Copy every line of the records below that holds the word "nytt".
═════ AVAILABLE DATA ═════
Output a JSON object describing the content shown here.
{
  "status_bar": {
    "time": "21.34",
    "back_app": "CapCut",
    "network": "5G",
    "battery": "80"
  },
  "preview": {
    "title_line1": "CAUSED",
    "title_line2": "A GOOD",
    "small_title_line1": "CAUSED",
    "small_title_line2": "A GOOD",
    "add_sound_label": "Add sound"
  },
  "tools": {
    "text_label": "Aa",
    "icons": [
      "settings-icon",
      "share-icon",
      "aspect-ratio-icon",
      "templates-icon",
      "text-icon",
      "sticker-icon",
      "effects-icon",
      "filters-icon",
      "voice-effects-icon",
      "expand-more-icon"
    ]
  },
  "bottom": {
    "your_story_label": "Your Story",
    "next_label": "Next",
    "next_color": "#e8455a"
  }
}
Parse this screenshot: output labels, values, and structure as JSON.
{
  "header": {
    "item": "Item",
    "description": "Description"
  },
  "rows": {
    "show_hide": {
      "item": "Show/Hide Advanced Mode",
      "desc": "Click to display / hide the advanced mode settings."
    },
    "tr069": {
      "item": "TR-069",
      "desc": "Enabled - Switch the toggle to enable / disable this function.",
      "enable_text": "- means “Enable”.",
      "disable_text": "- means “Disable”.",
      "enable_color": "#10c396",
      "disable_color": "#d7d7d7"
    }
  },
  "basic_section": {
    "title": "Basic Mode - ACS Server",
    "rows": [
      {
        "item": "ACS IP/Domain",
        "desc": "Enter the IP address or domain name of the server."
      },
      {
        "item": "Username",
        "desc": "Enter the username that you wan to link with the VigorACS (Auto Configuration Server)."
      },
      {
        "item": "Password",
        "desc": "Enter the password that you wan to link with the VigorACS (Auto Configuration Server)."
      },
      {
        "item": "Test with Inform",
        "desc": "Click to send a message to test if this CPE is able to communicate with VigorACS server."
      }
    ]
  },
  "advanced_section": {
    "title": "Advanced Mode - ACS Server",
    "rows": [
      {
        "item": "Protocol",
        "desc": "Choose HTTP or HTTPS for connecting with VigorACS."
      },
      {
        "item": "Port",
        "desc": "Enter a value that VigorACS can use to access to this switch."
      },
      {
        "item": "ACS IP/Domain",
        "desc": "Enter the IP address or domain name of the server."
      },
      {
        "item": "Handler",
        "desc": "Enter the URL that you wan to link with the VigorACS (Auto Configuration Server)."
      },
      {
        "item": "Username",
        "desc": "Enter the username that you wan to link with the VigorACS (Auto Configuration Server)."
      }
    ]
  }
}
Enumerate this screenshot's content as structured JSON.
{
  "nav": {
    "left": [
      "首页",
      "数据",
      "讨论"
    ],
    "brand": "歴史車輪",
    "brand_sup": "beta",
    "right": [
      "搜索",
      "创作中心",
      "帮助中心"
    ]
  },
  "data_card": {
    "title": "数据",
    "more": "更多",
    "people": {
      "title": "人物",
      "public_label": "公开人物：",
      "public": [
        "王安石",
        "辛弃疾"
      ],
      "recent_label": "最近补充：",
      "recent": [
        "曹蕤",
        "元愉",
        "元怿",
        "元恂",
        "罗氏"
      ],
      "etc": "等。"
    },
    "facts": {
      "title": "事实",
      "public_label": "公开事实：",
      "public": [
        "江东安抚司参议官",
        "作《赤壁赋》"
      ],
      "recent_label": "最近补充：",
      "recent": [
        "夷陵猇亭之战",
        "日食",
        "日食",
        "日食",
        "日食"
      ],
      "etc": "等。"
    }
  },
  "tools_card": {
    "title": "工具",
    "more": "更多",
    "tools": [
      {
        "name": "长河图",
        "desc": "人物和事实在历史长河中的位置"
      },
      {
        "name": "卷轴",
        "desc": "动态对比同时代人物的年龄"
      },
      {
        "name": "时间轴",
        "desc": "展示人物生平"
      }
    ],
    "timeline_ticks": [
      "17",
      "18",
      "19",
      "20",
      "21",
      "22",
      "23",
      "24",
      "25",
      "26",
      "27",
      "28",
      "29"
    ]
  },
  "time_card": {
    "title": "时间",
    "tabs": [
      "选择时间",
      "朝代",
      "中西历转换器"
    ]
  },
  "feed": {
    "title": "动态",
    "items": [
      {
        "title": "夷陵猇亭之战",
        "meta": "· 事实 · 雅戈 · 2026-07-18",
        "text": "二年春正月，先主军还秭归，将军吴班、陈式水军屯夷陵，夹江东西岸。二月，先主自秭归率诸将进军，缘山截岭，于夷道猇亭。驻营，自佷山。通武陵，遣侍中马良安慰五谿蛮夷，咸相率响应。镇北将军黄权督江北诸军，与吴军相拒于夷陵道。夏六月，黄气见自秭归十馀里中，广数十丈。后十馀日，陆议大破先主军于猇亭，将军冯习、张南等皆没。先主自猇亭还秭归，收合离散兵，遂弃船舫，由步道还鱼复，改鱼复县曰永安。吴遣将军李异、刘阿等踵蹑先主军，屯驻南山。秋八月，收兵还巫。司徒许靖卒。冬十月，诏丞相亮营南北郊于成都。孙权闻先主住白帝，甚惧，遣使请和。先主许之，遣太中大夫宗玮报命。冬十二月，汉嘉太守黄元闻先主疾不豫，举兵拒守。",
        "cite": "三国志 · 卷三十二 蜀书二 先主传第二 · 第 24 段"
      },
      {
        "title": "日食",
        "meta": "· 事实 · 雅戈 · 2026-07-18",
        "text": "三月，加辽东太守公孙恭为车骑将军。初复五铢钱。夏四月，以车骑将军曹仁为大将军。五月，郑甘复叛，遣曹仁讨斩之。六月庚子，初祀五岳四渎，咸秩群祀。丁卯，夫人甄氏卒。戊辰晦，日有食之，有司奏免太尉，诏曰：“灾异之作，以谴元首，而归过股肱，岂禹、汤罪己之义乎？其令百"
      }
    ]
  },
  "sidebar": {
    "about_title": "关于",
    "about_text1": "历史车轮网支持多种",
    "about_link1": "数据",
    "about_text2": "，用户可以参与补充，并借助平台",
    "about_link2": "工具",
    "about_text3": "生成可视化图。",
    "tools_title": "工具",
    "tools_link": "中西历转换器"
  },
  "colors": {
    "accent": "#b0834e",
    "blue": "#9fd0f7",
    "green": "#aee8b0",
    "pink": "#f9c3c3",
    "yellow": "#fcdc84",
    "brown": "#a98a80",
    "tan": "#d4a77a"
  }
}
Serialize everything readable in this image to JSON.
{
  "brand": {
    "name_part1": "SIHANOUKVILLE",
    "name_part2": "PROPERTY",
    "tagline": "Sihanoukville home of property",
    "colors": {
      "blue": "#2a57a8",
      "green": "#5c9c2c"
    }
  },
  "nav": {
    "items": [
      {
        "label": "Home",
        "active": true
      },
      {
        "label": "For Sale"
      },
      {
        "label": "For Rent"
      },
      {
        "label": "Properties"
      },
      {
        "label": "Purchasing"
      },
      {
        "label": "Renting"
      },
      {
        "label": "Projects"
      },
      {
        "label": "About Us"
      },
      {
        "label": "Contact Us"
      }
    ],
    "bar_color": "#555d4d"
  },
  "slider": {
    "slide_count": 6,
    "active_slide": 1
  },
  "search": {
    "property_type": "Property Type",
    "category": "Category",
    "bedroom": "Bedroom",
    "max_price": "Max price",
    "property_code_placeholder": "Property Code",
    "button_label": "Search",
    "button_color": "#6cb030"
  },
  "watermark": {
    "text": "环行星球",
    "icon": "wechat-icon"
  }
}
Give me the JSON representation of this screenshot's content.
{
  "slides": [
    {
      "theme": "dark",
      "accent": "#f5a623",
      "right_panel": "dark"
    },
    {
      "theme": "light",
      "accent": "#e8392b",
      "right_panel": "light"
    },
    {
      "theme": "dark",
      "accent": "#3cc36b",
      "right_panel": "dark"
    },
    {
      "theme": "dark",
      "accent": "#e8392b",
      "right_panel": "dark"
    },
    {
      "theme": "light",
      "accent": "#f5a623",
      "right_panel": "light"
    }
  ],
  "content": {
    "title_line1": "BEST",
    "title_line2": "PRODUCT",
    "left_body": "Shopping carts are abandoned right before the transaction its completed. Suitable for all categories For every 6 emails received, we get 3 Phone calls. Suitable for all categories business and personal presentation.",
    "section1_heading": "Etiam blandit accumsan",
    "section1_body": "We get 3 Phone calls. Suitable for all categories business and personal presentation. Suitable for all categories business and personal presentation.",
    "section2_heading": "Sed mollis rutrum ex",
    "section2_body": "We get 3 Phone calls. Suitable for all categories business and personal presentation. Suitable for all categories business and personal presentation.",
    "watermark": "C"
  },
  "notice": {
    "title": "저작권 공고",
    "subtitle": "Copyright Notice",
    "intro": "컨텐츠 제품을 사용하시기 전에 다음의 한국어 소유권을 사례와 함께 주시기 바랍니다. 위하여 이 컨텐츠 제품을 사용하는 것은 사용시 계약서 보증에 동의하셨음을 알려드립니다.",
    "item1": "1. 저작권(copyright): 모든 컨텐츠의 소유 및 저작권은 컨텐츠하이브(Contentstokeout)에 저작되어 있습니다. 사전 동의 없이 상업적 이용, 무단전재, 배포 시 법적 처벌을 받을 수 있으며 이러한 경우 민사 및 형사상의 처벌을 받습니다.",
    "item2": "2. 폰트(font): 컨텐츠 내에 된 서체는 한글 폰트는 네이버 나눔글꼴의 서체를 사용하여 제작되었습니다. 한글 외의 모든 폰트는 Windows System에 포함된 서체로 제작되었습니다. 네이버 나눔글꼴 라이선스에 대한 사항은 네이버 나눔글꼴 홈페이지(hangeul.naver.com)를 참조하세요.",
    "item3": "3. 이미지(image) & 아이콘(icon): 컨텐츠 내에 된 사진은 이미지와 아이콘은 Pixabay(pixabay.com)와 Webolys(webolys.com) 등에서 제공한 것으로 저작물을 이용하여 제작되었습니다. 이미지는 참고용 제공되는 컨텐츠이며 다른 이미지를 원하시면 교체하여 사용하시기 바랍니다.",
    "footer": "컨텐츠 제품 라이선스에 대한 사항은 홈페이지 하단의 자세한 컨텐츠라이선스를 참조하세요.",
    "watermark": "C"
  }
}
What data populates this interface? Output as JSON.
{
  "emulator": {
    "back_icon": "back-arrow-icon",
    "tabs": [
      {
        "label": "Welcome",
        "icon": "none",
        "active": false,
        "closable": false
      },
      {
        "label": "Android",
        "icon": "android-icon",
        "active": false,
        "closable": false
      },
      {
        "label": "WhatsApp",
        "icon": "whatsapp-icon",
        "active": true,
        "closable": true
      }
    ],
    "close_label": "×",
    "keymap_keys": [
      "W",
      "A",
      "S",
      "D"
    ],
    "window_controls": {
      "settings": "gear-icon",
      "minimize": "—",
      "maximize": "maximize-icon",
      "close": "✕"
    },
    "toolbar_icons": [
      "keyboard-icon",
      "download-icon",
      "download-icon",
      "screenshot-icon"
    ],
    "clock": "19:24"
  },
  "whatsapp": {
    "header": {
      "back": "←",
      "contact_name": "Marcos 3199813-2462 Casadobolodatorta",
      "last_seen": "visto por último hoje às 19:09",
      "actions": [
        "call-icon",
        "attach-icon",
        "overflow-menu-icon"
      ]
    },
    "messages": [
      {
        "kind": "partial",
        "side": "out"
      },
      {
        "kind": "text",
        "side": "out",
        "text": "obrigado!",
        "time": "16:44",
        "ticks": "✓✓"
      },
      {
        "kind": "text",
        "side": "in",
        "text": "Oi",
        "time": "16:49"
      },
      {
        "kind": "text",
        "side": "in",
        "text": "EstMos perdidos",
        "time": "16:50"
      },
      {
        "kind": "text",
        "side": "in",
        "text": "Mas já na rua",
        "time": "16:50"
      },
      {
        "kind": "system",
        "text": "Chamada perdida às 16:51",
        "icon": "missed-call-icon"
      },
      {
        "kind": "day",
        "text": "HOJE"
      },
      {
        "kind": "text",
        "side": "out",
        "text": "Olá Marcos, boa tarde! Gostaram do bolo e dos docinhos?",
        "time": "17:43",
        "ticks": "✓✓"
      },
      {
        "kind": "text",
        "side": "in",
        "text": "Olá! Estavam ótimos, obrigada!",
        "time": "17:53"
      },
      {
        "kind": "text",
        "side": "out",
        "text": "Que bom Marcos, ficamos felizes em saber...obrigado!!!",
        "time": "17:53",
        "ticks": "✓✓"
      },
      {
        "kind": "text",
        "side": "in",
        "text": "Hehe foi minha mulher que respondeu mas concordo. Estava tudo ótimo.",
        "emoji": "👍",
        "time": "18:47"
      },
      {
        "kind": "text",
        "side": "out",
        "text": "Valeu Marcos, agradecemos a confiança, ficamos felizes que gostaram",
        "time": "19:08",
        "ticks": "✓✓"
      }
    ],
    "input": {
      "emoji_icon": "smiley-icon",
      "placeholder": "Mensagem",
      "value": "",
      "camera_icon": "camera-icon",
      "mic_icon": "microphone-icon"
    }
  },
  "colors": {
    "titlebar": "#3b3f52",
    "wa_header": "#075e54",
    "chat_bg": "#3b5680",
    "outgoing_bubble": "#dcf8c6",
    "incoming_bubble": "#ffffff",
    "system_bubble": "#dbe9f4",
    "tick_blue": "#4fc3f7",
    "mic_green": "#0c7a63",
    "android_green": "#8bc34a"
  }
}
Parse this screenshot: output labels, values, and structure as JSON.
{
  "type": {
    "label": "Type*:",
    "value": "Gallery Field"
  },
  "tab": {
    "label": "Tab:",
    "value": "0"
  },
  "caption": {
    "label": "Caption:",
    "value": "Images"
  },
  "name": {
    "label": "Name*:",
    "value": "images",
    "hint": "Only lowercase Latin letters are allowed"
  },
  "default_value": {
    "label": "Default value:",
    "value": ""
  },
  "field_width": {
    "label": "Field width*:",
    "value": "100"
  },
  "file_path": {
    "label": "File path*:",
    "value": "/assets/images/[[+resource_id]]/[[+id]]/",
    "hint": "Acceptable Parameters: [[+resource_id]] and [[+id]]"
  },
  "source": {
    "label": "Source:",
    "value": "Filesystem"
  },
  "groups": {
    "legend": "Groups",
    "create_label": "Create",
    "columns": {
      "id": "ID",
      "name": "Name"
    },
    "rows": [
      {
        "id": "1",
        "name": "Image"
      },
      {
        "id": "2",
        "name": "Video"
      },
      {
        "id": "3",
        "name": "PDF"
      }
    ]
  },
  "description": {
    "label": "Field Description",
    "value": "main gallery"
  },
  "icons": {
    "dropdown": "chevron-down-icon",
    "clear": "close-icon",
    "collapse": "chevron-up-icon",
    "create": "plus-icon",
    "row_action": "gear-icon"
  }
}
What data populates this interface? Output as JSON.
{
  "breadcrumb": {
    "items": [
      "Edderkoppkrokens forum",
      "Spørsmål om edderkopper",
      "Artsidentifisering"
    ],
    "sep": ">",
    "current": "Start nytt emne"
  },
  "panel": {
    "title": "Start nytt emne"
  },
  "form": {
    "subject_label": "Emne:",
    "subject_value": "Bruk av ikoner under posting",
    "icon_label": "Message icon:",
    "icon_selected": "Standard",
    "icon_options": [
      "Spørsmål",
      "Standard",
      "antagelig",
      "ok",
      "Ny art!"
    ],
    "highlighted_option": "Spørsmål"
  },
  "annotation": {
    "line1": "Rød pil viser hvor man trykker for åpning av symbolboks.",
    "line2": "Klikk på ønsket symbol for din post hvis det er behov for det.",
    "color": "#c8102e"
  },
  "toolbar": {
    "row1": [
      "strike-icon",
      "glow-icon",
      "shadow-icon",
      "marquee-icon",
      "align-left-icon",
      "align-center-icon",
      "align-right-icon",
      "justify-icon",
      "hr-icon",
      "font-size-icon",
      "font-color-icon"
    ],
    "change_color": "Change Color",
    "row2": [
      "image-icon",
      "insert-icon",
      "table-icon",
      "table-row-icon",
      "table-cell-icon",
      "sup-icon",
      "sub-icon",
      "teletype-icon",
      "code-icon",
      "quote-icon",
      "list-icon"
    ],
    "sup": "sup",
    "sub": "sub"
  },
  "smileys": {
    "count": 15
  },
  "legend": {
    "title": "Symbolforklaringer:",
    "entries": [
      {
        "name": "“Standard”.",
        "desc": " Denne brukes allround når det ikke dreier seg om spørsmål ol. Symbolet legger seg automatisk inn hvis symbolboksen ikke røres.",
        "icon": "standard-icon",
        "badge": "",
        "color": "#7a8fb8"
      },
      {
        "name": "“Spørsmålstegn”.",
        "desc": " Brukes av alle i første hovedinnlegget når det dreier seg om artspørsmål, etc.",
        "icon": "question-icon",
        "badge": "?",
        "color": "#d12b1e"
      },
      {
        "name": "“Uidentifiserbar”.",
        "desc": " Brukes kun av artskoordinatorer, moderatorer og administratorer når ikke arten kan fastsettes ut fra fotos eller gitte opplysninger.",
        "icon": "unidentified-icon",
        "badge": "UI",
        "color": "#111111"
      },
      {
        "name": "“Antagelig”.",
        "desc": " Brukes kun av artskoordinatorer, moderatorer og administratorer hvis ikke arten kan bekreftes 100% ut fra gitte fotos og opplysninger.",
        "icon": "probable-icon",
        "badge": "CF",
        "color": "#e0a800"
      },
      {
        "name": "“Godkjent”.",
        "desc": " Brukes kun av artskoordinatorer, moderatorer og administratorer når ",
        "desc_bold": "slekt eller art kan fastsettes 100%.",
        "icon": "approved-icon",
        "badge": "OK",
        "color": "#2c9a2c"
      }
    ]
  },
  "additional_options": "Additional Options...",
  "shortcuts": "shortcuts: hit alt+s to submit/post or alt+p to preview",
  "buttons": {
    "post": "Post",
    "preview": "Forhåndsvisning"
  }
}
═════
**OUTPUT FOR THIS EXERCISE**
    "current": "Start nytt emne"
    "title": "Start nytt emne"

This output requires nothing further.